*Entries taken from a collection:*
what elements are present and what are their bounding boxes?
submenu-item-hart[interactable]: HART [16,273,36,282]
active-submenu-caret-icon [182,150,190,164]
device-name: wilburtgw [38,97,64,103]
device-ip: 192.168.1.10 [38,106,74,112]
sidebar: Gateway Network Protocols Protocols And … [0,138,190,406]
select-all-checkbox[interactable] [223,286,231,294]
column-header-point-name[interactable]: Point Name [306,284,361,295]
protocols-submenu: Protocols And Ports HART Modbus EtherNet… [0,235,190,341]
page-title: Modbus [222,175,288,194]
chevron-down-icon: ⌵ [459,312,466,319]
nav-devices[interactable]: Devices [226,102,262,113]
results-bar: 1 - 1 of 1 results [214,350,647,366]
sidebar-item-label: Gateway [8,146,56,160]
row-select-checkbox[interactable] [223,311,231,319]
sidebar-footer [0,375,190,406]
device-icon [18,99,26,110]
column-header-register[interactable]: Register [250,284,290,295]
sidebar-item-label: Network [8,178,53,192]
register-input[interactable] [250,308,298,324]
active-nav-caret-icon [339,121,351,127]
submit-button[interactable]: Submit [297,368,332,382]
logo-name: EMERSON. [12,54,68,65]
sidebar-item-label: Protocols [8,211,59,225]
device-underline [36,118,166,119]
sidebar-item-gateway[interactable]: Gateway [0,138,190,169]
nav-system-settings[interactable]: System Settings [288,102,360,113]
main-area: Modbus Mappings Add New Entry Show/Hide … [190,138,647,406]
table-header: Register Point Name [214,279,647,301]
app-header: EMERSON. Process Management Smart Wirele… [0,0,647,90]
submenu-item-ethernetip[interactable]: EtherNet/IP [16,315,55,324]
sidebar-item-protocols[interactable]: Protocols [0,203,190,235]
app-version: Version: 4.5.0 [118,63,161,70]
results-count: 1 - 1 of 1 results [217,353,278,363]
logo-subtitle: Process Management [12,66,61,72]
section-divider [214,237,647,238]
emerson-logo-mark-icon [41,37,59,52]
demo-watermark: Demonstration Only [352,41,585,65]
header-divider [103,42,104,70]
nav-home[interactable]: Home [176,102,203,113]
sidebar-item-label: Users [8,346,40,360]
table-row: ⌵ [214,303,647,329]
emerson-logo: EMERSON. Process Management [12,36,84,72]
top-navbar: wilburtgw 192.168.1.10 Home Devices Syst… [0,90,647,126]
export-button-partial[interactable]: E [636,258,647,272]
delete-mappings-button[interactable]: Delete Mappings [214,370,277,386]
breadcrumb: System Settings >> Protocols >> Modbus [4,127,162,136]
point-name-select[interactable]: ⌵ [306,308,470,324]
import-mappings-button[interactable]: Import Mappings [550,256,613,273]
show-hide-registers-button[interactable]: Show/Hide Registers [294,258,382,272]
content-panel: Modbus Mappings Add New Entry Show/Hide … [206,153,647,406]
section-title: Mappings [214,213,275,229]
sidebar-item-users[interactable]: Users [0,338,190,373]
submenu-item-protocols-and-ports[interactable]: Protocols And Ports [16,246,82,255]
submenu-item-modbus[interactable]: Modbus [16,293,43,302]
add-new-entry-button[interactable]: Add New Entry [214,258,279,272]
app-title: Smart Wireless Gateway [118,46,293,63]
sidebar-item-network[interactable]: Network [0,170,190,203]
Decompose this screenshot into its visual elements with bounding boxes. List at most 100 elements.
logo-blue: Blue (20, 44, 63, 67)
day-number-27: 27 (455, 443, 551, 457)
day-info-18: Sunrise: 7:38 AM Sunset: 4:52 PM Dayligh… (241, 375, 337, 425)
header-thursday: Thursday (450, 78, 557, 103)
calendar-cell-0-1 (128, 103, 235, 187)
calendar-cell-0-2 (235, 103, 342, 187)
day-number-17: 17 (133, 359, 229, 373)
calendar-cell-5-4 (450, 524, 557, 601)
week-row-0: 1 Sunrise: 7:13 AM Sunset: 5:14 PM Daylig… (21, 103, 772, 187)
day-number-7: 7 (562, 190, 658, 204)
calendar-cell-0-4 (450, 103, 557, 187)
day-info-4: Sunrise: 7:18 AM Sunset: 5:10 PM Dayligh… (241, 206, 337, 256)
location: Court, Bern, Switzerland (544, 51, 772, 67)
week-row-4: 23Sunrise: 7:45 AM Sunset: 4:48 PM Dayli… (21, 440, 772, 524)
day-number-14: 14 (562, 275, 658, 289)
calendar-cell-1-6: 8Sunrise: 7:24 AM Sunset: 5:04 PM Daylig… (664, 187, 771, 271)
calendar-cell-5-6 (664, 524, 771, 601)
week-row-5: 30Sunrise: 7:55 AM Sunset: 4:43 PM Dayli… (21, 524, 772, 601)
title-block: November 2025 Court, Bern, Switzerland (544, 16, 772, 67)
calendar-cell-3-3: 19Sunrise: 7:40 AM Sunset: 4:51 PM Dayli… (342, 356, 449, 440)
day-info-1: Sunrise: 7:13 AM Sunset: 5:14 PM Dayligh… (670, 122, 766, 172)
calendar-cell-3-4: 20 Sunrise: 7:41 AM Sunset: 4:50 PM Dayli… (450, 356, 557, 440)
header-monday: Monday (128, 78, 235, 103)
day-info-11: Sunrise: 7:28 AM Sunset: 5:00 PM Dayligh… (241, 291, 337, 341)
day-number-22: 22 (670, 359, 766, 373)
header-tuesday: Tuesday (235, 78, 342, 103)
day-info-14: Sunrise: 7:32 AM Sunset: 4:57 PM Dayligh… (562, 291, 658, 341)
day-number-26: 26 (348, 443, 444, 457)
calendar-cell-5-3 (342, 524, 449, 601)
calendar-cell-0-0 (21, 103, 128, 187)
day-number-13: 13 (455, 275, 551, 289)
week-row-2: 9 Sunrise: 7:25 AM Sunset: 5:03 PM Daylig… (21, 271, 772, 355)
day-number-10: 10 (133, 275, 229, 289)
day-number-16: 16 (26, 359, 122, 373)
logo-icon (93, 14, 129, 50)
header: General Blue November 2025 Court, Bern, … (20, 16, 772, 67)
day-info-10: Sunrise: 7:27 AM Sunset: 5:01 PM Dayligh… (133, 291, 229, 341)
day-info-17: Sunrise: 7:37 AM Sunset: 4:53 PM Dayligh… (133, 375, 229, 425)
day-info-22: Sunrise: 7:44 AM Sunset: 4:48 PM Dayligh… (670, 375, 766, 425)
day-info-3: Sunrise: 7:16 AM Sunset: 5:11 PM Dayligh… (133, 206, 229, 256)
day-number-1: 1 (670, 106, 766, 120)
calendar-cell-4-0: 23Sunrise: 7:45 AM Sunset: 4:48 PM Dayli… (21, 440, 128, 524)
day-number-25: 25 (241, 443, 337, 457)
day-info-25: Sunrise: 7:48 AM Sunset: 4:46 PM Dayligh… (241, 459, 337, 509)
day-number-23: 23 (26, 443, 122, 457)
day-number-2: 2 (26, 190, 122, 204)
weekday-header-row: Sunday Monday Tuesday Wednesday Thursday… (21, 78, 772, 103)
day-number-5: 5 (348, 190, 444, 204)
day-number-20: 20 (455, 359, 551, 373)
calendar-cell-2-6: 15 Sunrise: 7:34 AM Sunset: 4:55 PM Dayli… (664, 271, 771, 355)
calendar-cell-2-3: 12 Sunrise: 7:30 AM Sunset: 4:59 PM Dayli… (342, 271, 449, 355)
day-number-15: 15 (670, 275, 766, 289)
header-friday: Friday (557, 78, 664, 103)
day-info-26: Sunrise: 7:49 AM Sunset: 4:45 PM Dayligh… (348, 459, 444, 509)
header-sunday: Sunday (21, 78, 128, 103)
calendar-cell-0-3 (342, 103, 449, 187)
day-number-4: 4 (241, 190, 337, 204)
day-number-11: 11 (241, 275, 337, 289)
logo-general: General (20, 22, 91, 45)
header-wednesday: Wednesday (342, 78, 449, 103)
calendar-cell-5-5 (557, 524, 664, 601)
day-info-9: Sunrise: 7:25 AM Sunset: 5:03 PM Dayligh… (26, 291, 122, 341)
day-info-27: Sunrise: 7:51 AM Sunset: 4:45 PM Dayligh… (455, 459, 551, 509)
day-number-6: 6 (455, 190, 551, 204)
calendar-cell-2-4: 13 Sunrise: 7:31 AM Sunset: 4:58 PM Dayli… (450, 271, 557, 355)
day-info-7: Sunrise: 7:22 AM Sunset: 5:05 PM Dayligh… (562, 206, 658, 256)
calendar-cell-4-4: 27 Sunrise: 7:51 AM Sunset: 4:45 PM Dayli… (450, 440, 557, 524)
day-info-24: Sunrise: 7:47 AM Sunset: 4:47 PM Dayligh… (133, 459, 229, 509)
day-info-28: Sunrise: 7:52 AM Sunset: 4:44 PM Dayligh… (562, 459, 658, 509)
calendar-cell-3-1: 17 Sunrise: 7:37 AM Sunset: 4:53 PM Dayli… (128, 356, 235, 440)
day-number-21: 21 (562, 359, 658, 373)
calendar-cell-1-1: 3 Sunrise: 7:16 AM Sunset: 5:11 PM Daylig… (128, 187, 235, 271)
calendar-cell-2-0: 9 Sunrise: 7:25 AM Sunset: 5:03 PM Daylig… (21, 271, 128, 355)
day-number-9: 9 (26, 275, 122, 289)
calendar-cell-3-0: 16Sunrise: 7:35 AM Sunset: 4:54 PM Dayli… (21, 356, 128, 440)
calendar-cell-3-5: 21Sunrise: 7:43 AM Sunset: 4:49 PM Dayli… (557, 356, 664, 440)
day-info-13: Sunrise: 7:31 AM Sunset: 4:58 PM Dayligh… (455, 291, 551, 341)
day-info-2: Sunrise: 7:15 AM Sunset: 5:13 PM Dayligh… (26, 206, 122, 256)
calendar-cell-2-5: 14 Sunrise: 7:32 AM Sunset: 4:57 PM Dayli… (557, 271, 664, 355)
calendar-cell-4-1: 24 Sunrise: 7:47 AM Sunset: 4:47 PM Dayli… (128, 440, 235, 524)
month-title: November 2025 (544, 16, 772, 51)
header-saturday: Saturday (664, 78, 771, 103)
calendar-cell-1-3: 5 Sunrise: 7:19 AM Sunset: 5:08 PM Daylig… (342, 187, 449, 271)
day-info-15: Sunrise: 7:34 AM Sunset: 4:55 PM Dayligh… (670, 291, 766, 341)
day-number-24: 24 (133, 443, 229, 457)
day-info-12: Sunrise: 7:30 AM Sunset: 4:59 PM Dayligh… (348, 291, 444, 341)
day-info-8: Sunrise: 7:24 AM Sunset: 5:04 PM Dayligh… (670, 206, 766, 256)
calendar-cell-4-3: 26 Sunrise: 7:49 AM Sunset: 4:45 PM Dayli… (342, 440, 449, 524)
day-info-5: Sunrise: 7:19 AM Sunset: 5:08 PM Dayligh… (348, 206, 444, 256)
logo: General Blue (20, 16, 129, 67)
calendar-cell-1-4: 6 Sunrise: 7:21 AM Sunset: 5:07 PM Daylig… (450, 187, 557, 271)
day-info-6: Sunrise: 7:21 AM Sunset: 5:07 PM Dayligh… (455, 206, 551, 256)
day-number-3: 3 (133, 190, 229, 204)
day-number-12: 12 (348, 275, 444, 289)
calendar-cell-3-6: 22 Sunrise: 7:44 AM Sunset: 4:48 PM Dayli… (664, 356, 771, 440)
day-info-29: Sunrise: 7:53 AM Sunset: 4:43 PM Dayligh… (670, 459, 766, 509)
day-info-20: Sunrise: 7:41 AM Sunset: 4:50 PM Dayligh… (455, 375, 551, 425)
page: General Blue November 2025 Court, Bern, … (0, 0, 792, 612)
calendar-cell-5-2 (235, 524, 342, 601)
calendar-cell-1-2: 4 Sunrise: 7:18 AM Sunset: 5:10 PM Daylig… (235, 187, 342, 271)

*Task requirements:* Echo the items above word for word, from the very first line up to and including the line that contains "select-all-checkbox[interactable] [223,286,231,294]".

*Response to the task:*
what elements are present and what are their bounding boxes?
submenu-item-hart[interactable]: HART [16,273,36,282]
active-submenu-caret-icon [182,150,190,164]
device-name: wilburtgw [38,97,64,103]
device-ip: 192.168.1.10 [38,106,74,112]
sidebar: Gateway Network Protocols Protocols And … [0,138,190,406]
select-all-checkbox[interactable] [223,286,231,294]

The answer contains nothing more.